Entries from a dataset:
□ □ □

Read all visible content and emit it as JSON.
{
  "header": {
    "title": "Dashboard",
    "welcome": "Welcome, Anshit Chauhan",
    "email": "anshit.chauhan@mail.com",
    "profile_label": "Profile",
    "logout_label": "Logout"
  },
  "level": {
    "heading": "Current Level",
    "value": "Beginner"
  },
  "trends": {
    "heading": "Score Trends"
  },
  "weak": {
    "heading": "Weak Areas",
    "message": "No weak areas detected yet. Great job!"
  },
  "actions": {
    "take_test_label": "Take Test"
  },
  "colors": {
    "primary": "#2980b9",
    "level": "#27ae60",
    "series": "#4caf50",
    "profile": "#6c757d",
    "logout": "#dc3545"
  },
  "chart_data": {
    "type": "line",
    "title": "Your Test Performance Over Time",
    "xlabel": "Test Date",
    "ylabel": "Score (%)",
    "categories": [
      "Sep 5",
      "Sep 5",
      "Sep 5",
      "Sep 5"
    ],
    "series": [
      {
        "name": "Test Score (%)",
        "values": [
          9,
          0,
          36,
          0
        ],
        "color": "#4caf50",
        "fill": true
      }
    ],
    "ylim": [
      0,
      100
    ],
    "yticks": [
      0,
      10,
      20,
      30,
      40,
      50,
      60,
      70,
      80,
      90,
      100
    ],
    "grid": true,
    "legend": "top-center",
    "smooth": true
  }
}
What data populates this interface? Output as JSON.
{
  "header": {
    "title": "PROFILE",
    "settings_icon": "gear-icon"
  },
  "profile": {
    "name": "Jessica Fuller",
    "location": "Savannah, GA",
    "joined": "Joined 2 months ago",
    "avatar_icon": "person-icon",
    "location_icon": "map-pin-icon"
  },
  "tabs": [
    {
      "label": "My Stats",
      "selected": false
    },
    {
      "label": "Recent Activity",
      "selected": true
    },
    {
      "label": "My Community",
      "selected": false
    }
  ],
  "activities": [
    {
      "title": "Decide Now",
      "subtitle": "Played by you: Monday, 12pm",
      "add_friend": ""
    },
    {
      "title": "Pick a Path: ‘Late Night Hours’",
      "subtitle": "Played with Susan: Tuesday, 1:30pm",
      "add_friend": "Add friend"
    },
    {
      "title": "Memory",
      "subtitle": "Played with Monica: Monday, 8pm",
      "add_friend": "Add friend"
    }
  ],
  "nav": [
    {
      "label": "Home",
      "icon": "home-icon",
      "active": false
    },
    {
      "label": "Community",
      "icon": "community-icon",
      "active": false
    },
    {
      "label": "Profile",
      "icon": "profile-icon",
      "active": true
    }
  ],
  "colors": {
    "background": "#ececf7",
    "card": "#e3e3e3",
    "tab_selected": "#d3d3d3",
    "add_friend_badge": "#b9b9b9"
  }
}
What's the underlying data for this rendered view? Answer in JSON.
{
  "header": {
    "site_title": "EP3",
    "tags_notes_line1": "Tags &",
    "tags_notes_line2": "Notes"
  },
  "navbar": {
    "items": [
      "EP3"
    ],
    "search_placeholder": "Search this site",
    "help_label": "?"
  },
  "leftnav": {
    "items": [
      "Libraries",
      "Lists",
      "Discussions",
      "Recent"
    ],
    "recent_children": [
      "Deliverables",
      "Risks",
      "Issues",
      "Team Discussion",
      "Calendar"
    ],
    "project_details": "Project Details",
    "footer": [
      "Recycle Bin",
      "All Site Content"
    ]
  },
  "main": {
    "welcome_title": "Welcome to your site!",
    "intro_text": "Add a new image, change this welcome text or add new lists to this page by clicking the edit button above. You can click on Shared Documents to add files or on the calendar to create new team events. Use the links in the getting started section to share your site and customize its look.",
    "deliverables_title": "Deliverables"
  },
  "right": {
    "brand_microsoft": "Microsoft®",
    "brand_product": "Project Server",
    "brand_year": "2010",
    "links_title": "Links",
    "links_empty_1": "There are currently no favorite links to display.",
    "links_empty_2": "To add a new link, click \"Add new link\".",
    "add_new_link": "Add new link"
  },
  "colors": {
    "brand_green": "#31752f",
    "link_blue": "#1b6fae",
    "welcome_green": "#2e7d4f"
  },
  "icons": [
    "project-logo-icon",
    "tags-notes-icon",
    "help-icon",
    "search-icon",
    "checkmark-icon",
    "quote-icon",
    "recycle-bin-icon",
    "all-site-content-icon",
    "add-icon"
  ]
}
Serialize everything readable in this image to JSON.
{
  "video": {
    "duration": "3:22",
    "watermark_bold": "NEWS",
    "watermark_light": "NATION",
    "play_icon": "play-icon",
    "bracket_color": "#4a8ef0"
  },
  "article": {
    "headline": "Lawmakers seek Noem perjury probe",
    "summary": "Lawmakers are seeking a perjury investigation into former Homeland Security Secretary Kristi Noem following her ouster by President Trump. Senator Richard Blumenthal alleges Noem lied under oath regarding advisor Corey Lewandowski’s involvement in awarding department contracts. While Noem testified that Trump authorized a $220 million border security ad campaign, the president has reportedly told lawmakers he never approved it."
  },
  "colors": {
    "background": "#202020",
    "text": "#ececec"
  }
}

□ □ □

Aim of the exercise: Reproduce each line verbatim.

Answer to the problem:
Read all visible content and emit it as JSON.
{
  "header": {
    "title": "Dashboard",
    "welcome": "Welcome, Anshit Chauhan",
    "email": "anshit.chauhan@mail.com",
    "profile_label": "Profile",
    "logout_label": "Logout"
  },
  "level": {
    "heading": "Current Level",
    "value": "Beginner"
  },
  "trends": {
    "heading": "Score Trends"
  },
  "weak": {
    "heading": "Weak Areas",
    "message": "No weak areas detected yet. Great job!"
  },
  "actions": {
    "take_test_label": "Take Test"
  },
  "colors": {
    "primary": "#2980b9",
    "level": "#27ae60",
    "series": "#4caf50",
    "profile": "#6c757d",
    "logout": "#dc3545"
  },
  "chart_data": {
    "type": "line",
    "title": "Your Test Performance Over Time",
    "xlabel": "Test Date",
    "ylabel": "Score (%)",
    "categories": [
      "Sep 5",
      "Sep 5",
      "Sep 5",
      "Sep 5"
    ],
    "series": [
      {
        "name": "Test Score (%)",
        "values": [
          9,
          0,
          36,
          0
        ],
        "color": "#4caf50",
        "fill": true
      }
    ],
    "ylim": [
      0,
      100
    ],
    "yticks": [
      0,
      10,
      20,
      30,
      40,
      50,
      60,
      70,
      80,
      90,
      100
    ],
    "grid": true,
    "legend": "top-center",
    "smooth": true
  }
}
What data populates this interface? Output as JSON.
{
  "header": {
    "title": "PROFILE",
    "settings_icon": "gear-icon"
  },
  "profile": {
    "name": "Jessica Fuller",
    "location": "Savannah, GA",
    "joined": "Joined 2 months ago",
    "avatar_icon": "person-icon",
    "location_icon": "map-pin-icon"
  },
  "tabs": [
    {
      "label": "My Stats",
      "selected": false
    },
    {
      "label": "Recent Activity",
      "selected": true
    },
    {
      "label": "My Community",
      "selected": false
    }
  ],
  "activities": [
    {
      "title": "Decide Now",
      "subtitle": "Played by you: Monday, 12pm",
      "add_friend": ""
    },
    {
      "title": "Pick a Path: ‘Late Night Hours’",
      "subtitle": "Played with Susan: Tuesday, 1:30pm",
      "add_friend": "Add friend"
    },
    {
      "title": "Memory",
      "subtitle": "Played with Monica: Monday, 8pm",
      "add_friend": "Add friend"
    }
  ],
  "nav": [
    {
      "label": "Home",
      "icon": "home-icon",
      "active": false
    },
    {
      "label": "Community",
      "icon": "community-icon",
      "active": false
    },
    {
      "label": "Profile",
      "icon": "profile-icon",
      "active": true
    }
  ],
  "colors": {
    "background": "#ececf7",
    "card": "#e3e3e3",
    "tab_selected": "#d3d3d3",
    "add_friend_badge": "#b9b9b9"
  }
}
What's the underlying data for this rendered view? Answer in JSON.
{
  "header": {
    "site_title": "EP3",
    "tags_notes_line1": "Tags &",
    "tags_notes_line2": "Notes"
  },
  "navbar": {
    "items": [
      "EP3"
    ],
    "search_placeholder": "Search this site",
    "help_label": "?"
  },
  "leftnav": {
    "items": [
      "Libraries",
      "Lists",
      "Discussions",
      "Recent"
    ],
    "recent_children": [
      "Deliverables",
      "Risks",
      "Issues",
      "Team Discussion",
      "Calendar"
    ],
    "project_details": "Project Details",
    "footer": [
      "Recycle Bin",
      "All Site Content"
    ]
  },
  "main": {
    "welcome_title": "Welcome to your site!",
    "intro_text": "Add a new image, change this welcome text or add new lists to this page by clicking the edit button above. You can click on Shared Documents to add files or on the calendar to create new team events. Use the links in the getting started section to share your site and customize its look.",
    "deliverables_title": "Deliverables"
  },
  "right": {
    "brand_microsoft": "Microsoft®",
    "brand_product": "Project Server",
    "brand_year": "2010",
    "links_title": "Links",
    "links_empty_1": "There are currently no favorite links to display.",
    "links_empty_2": "To add a new link, click \"Add new link\".",
    "add_new_link": "Add new link"
  },
  "colors": {
    "brand_green": "#31752f",
    "link_blue": "#1b6fae",
    "welcome_green": "#2e7d4f"
  },
  "icons": [
    "project-logo-icon",
    "tags-notes-icon",
    "help-icon",
    "search-icon",
    "checkmark-icon",
    "quote-icon",
    "recycle-bin-icon",
    "all-site-content-icon",
    "add-icon"
  ]
}
Serialize everything readable in this image to JSON.
{
  "video": {
    "duration": "3:22",
    "watermark_bold": "NEWS",
    "watermark_light": "NATION",
    "play_icon": "play-icon",
    "bracket_color": "#4a8ef0"
  },
  "article": {
    "headline": "Lawmakers seek Noem perjury probe",
    "summary": "Lawmakers are seeking a perjury investigation into former Homeland Security Secretary Kristi Noem following her ouster by President Trump. Senator Richard Blumenthal alleges Noem lied under oath regarding advisor Corey Lewandowski’s involvement in awarding department contracts. While Noem testified that Trump authorized a $220 million border security ad campaign, the president has reportedly told lawmakers he never approved it."
  },
  "colors": {
    "background": "#202020",
    "text": "#ececec"
  }
}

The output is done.